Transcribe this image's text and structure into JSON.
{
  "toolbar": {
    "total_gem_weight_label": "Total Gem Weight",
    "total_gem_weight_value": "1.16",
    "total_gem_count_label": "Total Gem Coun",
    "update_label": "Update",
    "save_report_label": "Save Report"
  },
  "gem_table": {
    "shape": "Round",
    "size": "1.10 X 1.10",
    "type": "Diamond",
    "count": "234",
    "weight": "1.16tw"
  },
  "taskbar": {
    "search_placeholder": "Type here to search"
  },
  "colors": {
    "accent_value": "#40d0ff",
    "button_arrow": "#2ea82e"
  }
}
-----
WORK TO DO: Repeat the data precisely, reproducing every entry.

RESPONSE:
Transcribe this image's text and structure into JSON.
{
  "toolbar": {
    "total_gem_weight_label": "Total Gem Weight",
    "total_gem_weight_value": "1.16",
    "total_gem_count_label": "Total Gem Coun",
    "update_label": "Update",
    "save_report_label": "Save Report"
  },
  "gem_table": {
    "shape": "Round",
    "size": "1.10 X 1.10",
    "type": "Diamond",
    "count": "234",
    "weight": "1.16tw"
  },
  "taskbar": {
    "search_placeholder": "Type here to search"
  },
  "colors": {
    "accent_value": "#40d0ff",
    "button_arrow": "#2ea82e"
  }
}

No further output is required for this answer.